▸ **Given instruction**
From the entries below, list each line with "this".

[Data excerpts]
──────────────────────────────
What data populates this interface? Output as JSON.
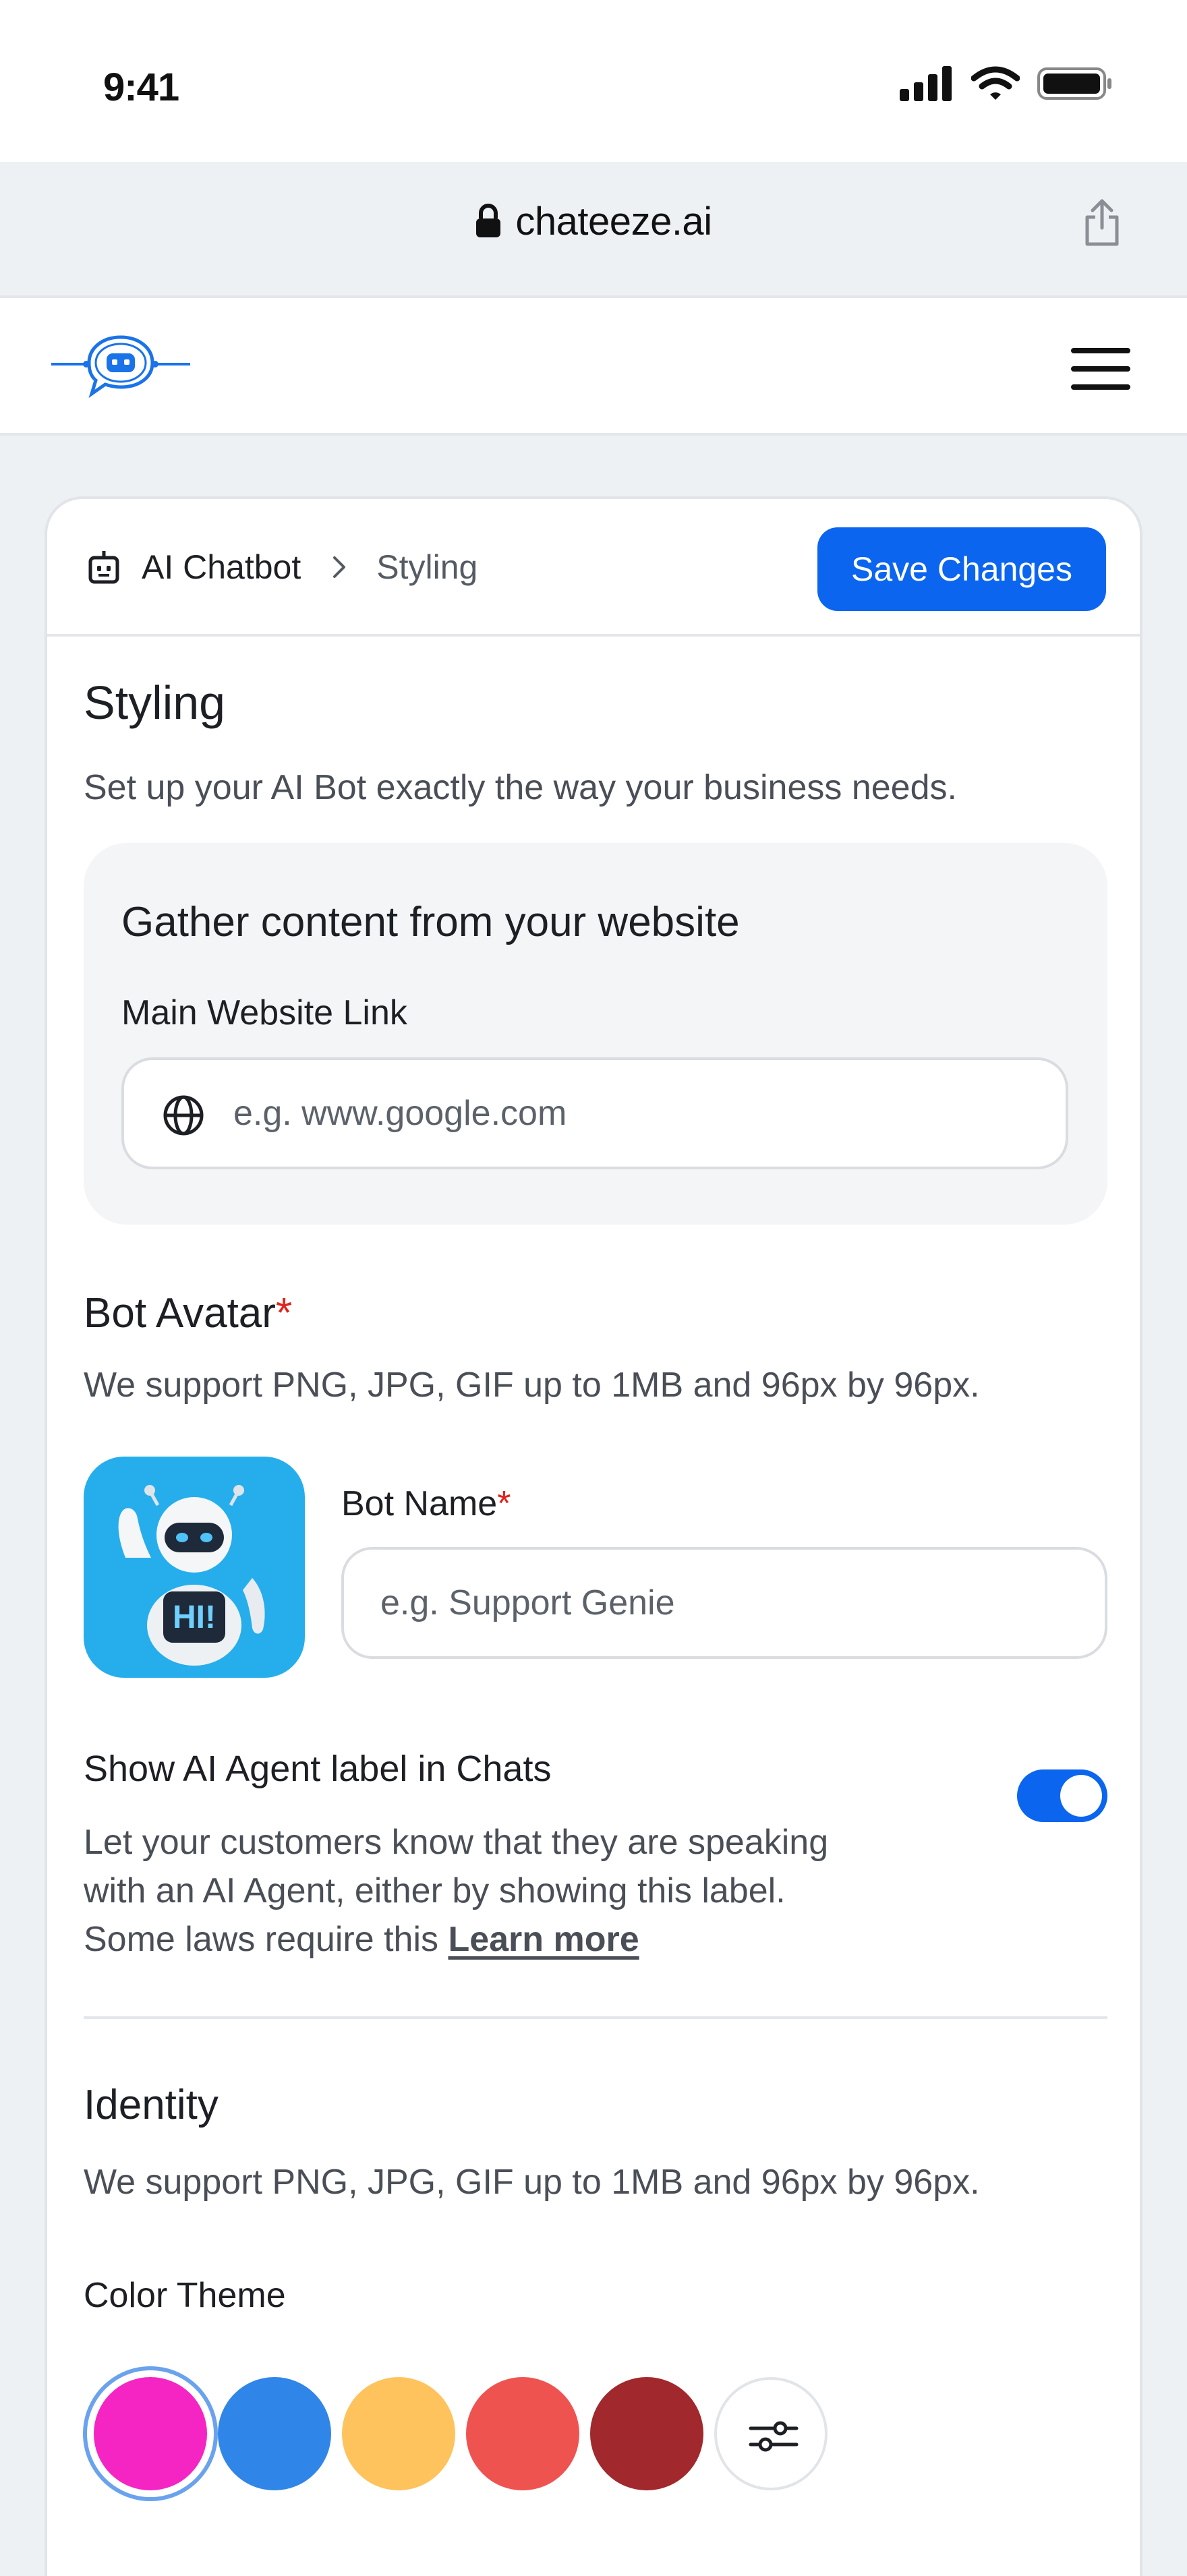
{
  "status_bar": {
    "time": "9:41"
  },
  "browser": {
    "url": "chateeze.ai"
  },
  "breadcrumb": {
    "root": "AI Chatbot",
    "current": "Styling"
  },
  "actions": {
    "save_label": "Save Changes"
  },
  "page": {
    "title": "Styling",
    "subtitle": "Set up your AI Bot exactly the way your business needs."
  },
  "gather": {
    "title": "Gather content from your website",
    "link_label": "Main Website Link",
    "link_placeholder": "e.g. www.google.com"
  },
  "avatar_section": {
    "title": "Bot Avatar",
    "required_mark": "*",
    "hint": "We support PNG, JPG, GIF up to 1MB and 96px by 96px.",
    "avatar_text": "HI!"
  },
  "bot_name": {
    "label": "Bot Name",
    "required_mark": "*",
    "placeholder": "e.g. Support Genie"
  },
  "agent_label": {
    "title": "Show AI Agent label in Chats",
    "desc_line1": "Let your customers know that they are speaking",
    "desc_line2": "with an AI Agent, either by showing this label.",
    "desc_line3": "Some laws require this",
    "learn_more": "Learn more",
    "enabled": true
  },
  "identity": {
    "title": "Identity",
    "hint": "We support PNG, JPG, GIF up to 1MB and 96px by 96px.",
    "color_label": "Color Theme",
    "colors": [
      "#f425c3",
      "#2f86e8",
      "#fec35c",
      "#ef5350",
      "#a1282c"
    ],
    "selected_color": "#f425c3",
    "custom_icon": "sliders-icon"
  },
  "colors": {
    "accent": "#0b65ef",
    "required": "#e0231d"
  }
}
──────────────────────────────
▸ **Task answer**
What data populates this interface? Output as JSON.
    "desc_line2": "with an AI Agent, either by showing this label.",
    "desc_line3": "Some laws require this",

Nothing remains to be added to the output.